### Instructions to follow
Copy nothing but the text: repeat each entry exactly and drop the images.

### The data
┄┄┄┄┄┄┄┄┄┄

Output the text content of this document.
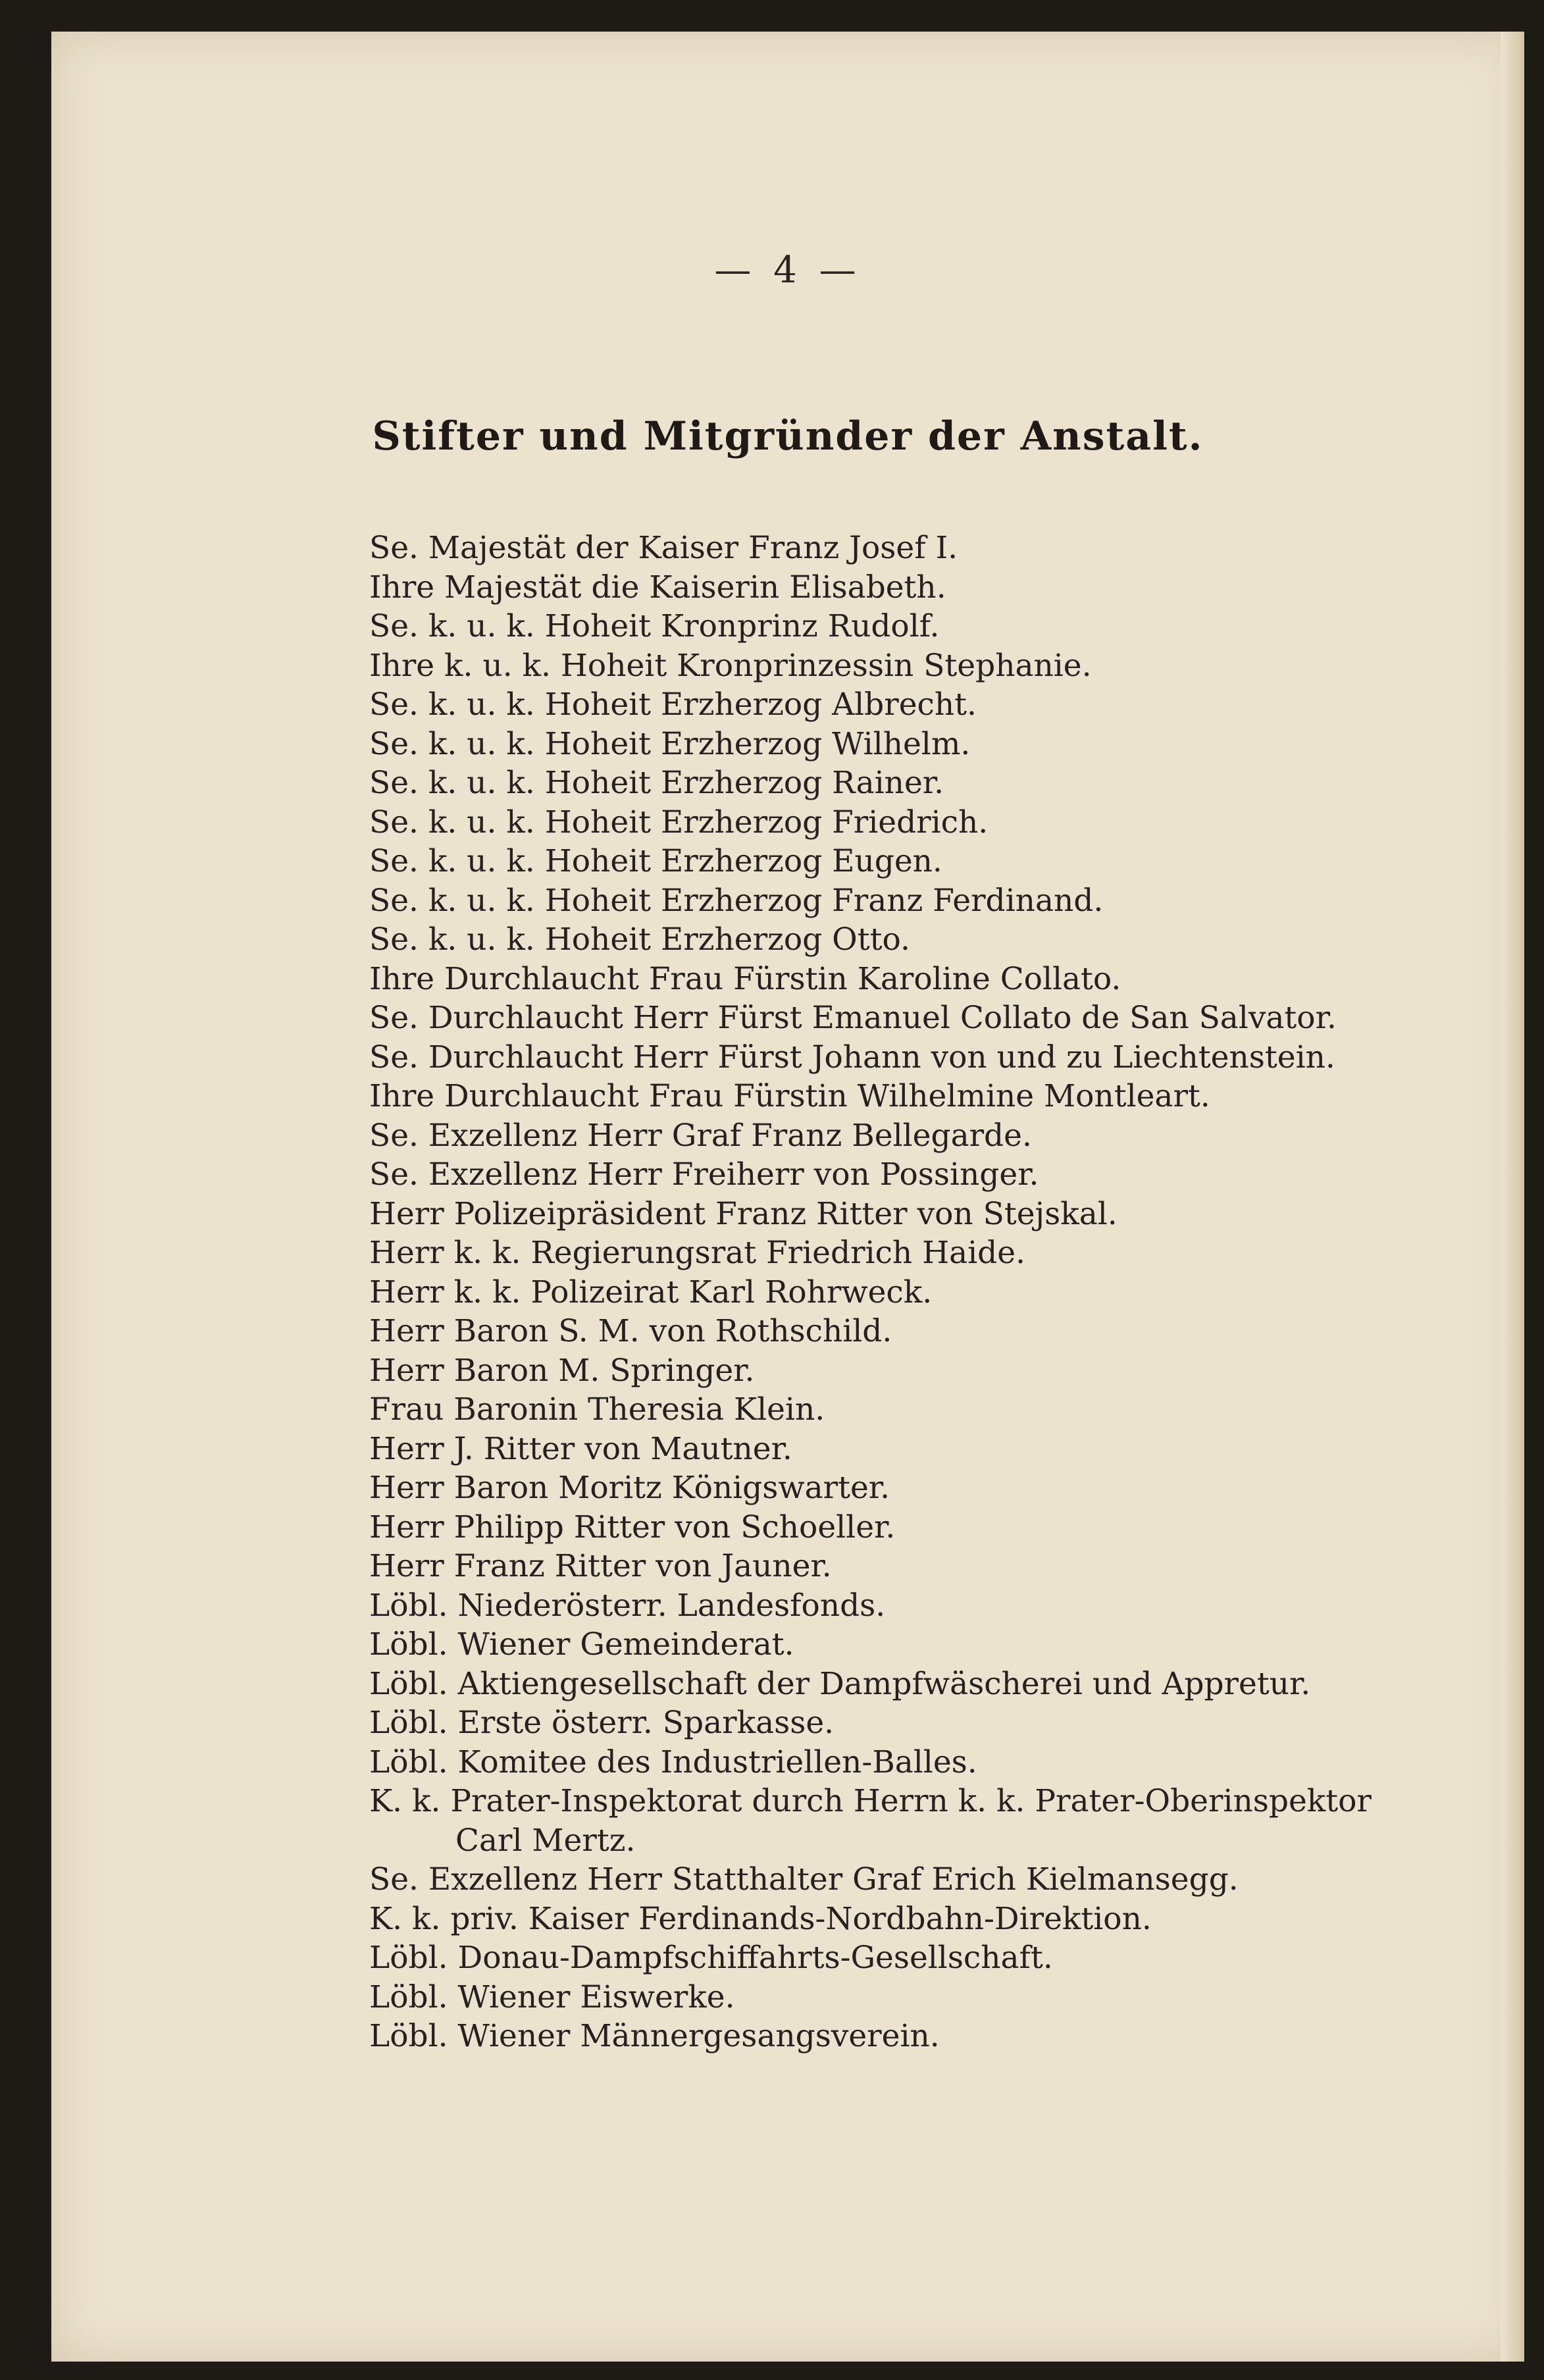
— 4 —
Stifter und Mitgründer der Anstalt.
Se. Majestät der Kaiser Franz Josef I.
Ihre Majestät die Kaiserin Elisabeth.
Se. k. u. k. Hoheit Kronprinz Rudolf.
Ihre k. u. k. Hoheit Kronprinzessin Stephanie.
Se. k. u. k. Hoheit Erzherzog Albrecht.
Se. k. u. k. Hoheit Erzherzog Wilhelm.
Se. k. u. k. Hoheit Erzherzog Rainer.
Se. k. u. k. Hoheit Erzherzog Friedrich.
Se. k. u. k. Hoheit Erzherzog Eugen.
Se. k. u. k. Hoheit Erzherzog Franz Ferdinand.
Se. k. u. k. Hoheit Erzherzog Otto.
Ihre Durchlaucht Frau Fürstin Karoline Collato.
Se. Durchlaucht Herr Fürst Emanuel Collato de San Salvator.
Se. Durchlaucht Herr Fürst Johann von und zu Liechtenstein.
Ihre Durchlaucht Frau Fürstin Wilhelmine Montleart.
Se. Exzellenz Herr Graf Franz Bellegarde.
Se. Exzellenz Herr Freiherr von Possinger.
Herr Polizeipräsident Franz Ritter von Stejskal.
Herr k. k. Regierungsrat Friedrich Haide.
Herr k. k. Polizeirat Karl Rohrweck.
Herr Baron S. M. von Rothschild.
Herr Baron M. Springer.
Frau Baronin Theresia Klein.
Herr J. Ritter von Mautner.
Herr Baron Moritz Königswarter.
Herr Philipp Ritter von Schoeller.
Herr Franz Ritter von Jauner.
Löbl. Niederösterr. Landesfonds.
Löbl. Wiener Gemeinderat.
Löbl. Aktiengesellschaft der Dampfwäscherei und Appretur.
Löbl. Erste österr. Sparkasse.
Löbl. Komitee des Industriellen-Balles.
K. k. Prater-Inspektorat durch Herrn k. k. Prater-Oberinspektor
Carl Mertz.
Se. Exzellenz Herr Statthalter Graf Erich Kielmansegg.
K. k. priv. Kaiser Ferdinands-Nordbahn-Direktion.
Löbl. Donau-Dampfschiffahrts-Gesellschaft.
Löbl. Wiener Eiswerke.
Löbl. Wiener Männergesangsverein.
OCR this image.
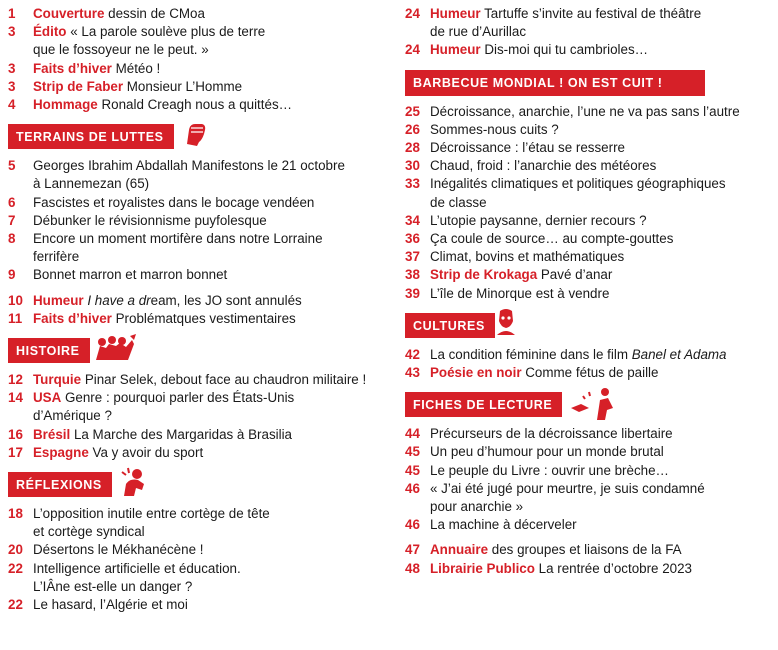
1	Couverture dessin de CMoa
3	Édito « La parole soulève plus de terre
que le fossoyeur ne le peut. »
3	Faits d’hiver Météo !
3	Strip de Faber Monsieur L’Homme
4	Hommage Ronald Creagh nous a quittés…
TERRAINS DE LUTTES
5	Georges Ibrahim Abdallah Manifestons le 21 octobre
à Lannemezan (65)
6	Fascistes et royalistes dans le bocage vendéen
7	Débunker le révisionnisme puyfolesque
8	Encore un moment mortifère dans notre Lorraine
ferrifère
9	Bonnet marron et marron bonnet
10 Humeur I have a dream, les JO sont annulés
11 Faits d’hiver Problématques vestimentaires
HISTOIRE
12 Turquie Pinar Selek, debout face au chaudron militaire !
14 USA Genre : pourquoi parler des États-Unis
d’Amérique ?
16 Brésil La Marche des Margaridas à Brasilia
17 Espagne Va y avoir du sport
RÉFLEXIONS
18 L’opposition inutile entre cortège de tête
et cortège syndical
20 Désertons le Mékhanécène !
22 Intelligence artificielle et éducation.
L’IÂne est-elle un danger ?
22 Le hasard, l’Algérie et moi
24 Humeur Tartuffe s’invite au festival de théâtre
de rue d’Aurillac
24 Humeur Dis-moi qui tu cambrioles…
BARBECUE MONDIAL ! ON EST CUIT !
25 Décroissance, anarchie, l’une ne va pas sans l’autre
26 Sommes-nous cuits ?
28 Décroissance : l’étau se resserre
30 Chaud, froid : l’anarchie des météores
33 Inégalités climatiques et politiques géographiques
de classe
34 L’utopie paysanne, dernier recours ?
36 Ça coule de source… au compte-gouttes
37 Climat, bovins et mathématiques
38 Strip de Krokaga Pavé d’anar
39 L’île de Minorque est à vendre
CULTURES
42 La condition féminine dans le film Banel et Adama
43 Poésie en noir Comme fétus de paille
FICHES DE LECTURE
44 Précurseurs de la décroissance libertaire
45 Un peu d’humour pour un monde brutal
45 Le peuple du Livre : ouvrir une brèche…
46 « J’ai été jugé pour meurtre, je suis condamné
pour anarchie »
46 La machine à décerveler
47 Annuaire des groupes et liaisons de la FA
48 Librairie Publico La rentrée d’octobre 2023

┄┄┄┄┄┄┄┄┄┄

### Correct result
Output the text content of this document.
— 4 —
Stifter und Mitgründer der Anstalt.
Se. Majestät der Kaiser Franz Josef I.
Ihre Majestät die Kaiserin Elisabeth.
Se. k. u. k. Hoheit Kronprinz Rudolf.
Ihre k. u. k. Hoheit Kronprinzessin Stephanie.
Se. k. u. k. Hoheit Erzherzog Albrecht.
Se. k. u. k. Hoheit Erzherzog Wilhelm.
Se. k. u. k. Hoheit Erzherzog Rainer.
Se. k. u. k. Hoheit Erzherzog Friedrich.
Se. k. u. k. Hoheit Erzherzog Eugen.
Se. k. u. k. Hoheit Erzherzog Franz Ferdinand.
Se. k. u. k. Hoheit Erzherzog Otto.
Ihre Durchlaucht Frau Fürstin Karoline Collato.
Se. Durchlaucht Herr Fürst Emanuel Collato de San Salvator.
Se. Durchlaucht Herr Fürst Johann von und zu Liechtenstein.
Ihre Durchlaucht Frau Fürstin Wilhelmine Montleart.
Se. Exzellenz Herr Graf Franz Bellegarde.
Se. Exzellenz Herr Freiherr von Possinger.
Herr Polizeipräsident Franz Ritter von Stejskal.
Herr k. k. Regierungsrat Friedrich Haide.
Herr k. k. Polizeirat Karl Rohrweck.
Herr Baron S. M. von Rothschild.
Herr Baron M. Springer.
Frau Baronin Theresia Klein.
Herr J. Ritter von Mautner.
Herr Baron Moritz Königswarter.
Herr Philipp Ritter von Schoeller.
Herr Franz Ritter von Jauner.
Löbl. Niederösterr. Landesfonds.
Löbl. Wiener Gemeinderat.
Löbl. Aktiengesellschaft der Dampfwäscherei und Appretur.
Löbl. Erste österr. Sparkasse.
Löbl. Komitee des Industriellen-Balles.
K. k. Prater-Inspektorat durch Herrn k. k. Prater-Oberinspektor
Carl Mertz.
Se. Exzellenz Herr Statthalter Graf Erich Kielmansegg.
K. k. priv. Kaiser Ferdinands-Nordbahn-Direktion.
Löbl. Donau-Dampfschiffahrts-Gesellschaft.
Löbl. Wiener Eiswerke.
Löbl. Wiener Männergesangsverein.
OCR this image.
1	Couverture dessin de CMoa
3	Édito « La parole soulève plus de terre
que le fossoyeur ne le peut. »
3	Faits d’hiver Météo !
3	Strip de Faber Monsieur L’Homme
4	Hommage Ronald Creagh nous a quittés…
TERRAINS DE LUTTES
5	Georges Ibrahim Abdallah Manifestons le 21 octobre
à Lannemezan (65)
6	Fascistes et royalistes dans le bocage vendéen
7	Débunker le révisionnisme puyfolesque
8	Encore un moment mortifère dans notre Lorraine
ferrifère
9	Bonnet marron et marron bonnet
10 Humeur I have a dream, les JO sont annulés
11 Faits d’hiver Problématques vestimentaires
HISTOIRE
12 Turquie Pinar Selek, debout face au chaudron militaire !
14 USA Genre : pourquoi parler des États-Unis
d’Amérique ?
16 Brésil La Marche des Margaridas à Brasilia
17 Espagne Va y avoir du sport
RÉFLEXIONS
18 L’opposition inutile entre cortège de tête
et cortège syndical
20 Désertons le Mékhanécène !
22 Intelligence artificielle et éducation.
L’IÂne est-elle un danger ?
22 Le hasard, l’Algérie et moi
24 Humeur Tartuffe s’invite au festival de théâtre
de rue d’Aurillac
24 Humeur Dis-moi qui tu cambrioles…
BARBECUE MONDIAL ! ON EST CUIT !
25 Décroissance, anarchie, l’une ne va pas sans l’autre
26 Sommes-nous cuits ?
28 Décroissance : l’étau se resserre
30 Chaud, froid : l’anarchie des météores
33 Inégalités climatiques et politiques géographiques
de classe
34 L’utopie paysanne, dernier recours ?
36 Ça coule de source… au compte-gouttes
37 Climat, bovins et mathématiques
38 Strip de Krokaga Pavé d’anar
39 L’île de Minorque est à vendre
CULTURES
42 La condition féminine dans le film Banel et Adama
43 Poésie en noir Comme fétus de paille
FICHES DE LECTURE
44 Précurseurs de la décroissance libertaire
45 Un peu d’humour pour un monde brutal
45 Le peuple du Livre : ouvrir une brèche…
46 « J’ai été jugé pour meurtre, je suis condamné
pour anarchie »
46 La machine à décerveler
47 Annuaire des groupes et liaisons de la FA
48 Librairie Publico La rentrée d’octobre 2023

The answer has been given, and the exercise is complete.